** EXERCISE DETAILS **
Set down each record exactly as written.

## Begin

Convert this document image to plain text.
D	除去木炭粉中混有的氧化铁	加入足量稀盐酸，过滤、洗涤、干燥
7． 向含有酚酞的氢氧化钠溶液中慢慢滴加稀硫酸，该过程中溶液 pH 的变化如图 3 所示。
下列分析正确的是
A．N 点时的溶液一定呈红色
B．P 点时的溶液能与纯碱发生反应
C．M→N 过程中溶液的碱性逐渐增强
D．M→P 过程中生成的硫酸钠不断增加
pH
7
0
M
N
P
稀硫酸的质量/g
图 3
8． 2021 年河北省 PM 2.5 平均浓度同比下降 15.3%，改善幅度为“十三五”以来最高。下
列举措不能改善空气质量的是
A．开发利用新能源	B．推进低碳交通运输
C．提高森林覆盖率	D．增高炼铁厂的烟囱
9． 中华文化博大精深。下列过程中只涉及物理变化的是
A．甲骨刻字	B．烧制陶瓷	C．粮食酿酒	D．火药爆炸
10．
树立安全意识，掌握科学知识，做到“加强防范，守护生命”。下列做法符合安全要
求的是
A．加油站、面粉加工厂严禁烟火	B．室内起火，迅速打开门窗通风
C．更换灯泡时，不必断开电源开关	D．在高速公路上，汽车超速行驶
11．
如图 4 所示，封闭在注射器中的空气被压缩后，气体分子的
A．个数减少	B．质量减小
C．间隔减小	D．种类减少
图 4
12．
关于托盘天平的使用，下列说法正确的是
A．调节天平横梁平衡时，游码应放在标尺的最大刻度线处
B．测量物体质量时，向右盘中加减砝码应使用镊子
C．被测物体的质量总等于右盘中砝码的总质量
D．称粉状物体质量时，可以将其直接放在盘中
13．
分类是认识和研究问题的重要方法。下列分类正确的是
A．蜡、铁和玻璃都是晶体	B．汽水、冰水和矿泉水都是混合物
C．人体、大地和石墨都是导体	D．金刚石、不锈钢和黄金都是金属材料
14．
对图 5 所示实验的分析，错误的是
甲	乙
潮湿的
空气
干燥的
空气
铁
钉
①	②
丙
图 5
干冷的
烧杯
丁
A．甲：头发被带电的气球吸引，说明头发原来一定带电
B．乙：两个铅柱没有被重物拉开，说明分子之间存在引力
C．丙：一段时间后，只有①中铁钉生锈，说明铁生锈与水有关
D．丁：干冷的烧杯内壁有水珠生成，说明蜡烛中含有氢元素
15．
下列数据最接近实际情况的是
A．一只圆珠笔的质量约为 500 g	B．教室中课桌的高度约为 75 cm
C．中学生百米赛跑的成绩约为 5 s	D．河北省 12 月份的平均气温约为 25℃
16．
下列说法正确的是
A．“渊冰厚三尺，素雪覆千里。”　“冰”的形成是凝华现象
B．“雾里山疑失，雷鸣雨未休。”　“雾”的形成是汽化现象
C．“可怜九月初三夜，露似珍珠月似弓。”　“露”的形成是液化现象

## End

** EXERCISE SOLUTION **
Convert this document image to plain text.
D	除去木炭粉中混有的氧化铁	加入足量稀盐酸，过滤、洗涤、干燥
7． 向含有酚酞的氢氧化钠溶液中慢慢滴加稀硫酸，该过程中溶液 pH 的变化如图 3 所示。
下列分析正确的是
A．N 点时的溶液一定呈红色
B．P 点时的溶液能与纯碱发生反应
C．M→N 过程中溶液的碱性逐渐增强
D．M→P 过程中生成的硫酸钠不断增加
pH
7
0
M
N
P
稀硫酸的质量/g
图 3
8． 2021 年河北省 PM 2.5 平均浓度同比下降 15.3%，改善幅度为“十三五”以来最高。下
列举措不能改善空气质量的是
A．开发利用新能源	B．推进低碳交通运输
C．提高森林覆盖率	D．增高炼铁厂的烟囱
9． 中华文化博大精深。下列过程中只涉及物理变化的是
A．甲骨刻字	B．烧制陶瓷	C．粮食酿酒	D．火药爆炸
10．
树立安全意识，掌握科学知识，做到“加强防范，守护生命”。下列做法符合安全要
求的是
A．加油站、面粉加工厂严禁烟火	B．室内起火，迅速打开门窗通风
C．更换灯泡时，不必断开电源开关	D．在高速公路上，汽车超速行驶
11．
如图 4 所示，封闭在注射器中的空气被压缩后，气体分子的
A．个数减少	B．质量减小
C．间隔减小	D．种类减少
图 4
12．
关于托盘天平的使用，下列说法正确的是
A．调节天平横梁平衡时，游码应放在标尺的最大刻度线处
B．测量物体质量时，向右盘中加减砝码应使用镊子
C．被测物体的质量总等于右盘中砝码的总质量
D．称粉状物体质量时，可以将其直接放在盘中
13．
分类是认识和研究问题的重要方法。下列分类正确的是
A．蜡、铁和玻璃都是晶体	B．汽水、冰水和矿泉水都是混合物
C．人体、大地和石墨都是导体	D．金刚石、不锈钢和黄金都是金属材料
14．
对图 5 所示实验的分析，错误的是
甲	乙
潮湿的
空气
干燥的
空气
铁
钉
①	②
丙
图 5
干冷的
烧杯
丁
A．甲：头发被带电的气球吸引，说明头发原来一定带电
B．乙：两个铅柱没有被重物拉开，说明分子之间存在引力
C．丙：一段时间后，只有①中铁钉生锈，说明铁生锈与水有关
D．丁：干冷的烧杯内壁有水珠生成，说明蜡烛中含有氢元素
15．
下列数据最接近实际情况的是
A．一只圆珠笔的质量约为 500 g	B．教室中课桌的高度约为 75 cm
C．中学生百米赛跑的成绩约为 5 s	D．河北省 12 月份的平均气温约为 25℃
16．
下列说法正确的是
A．“渊冰厚三尺，素雪覆千里。”　“冰”的形成是凝华现象
B．“雾里山疑失，雷鸣雨未休。”　“雾”的形成是汽化现象
C．“可怜九月初三夜，露似珍珠月似弓。”　“露”的形成是液化现象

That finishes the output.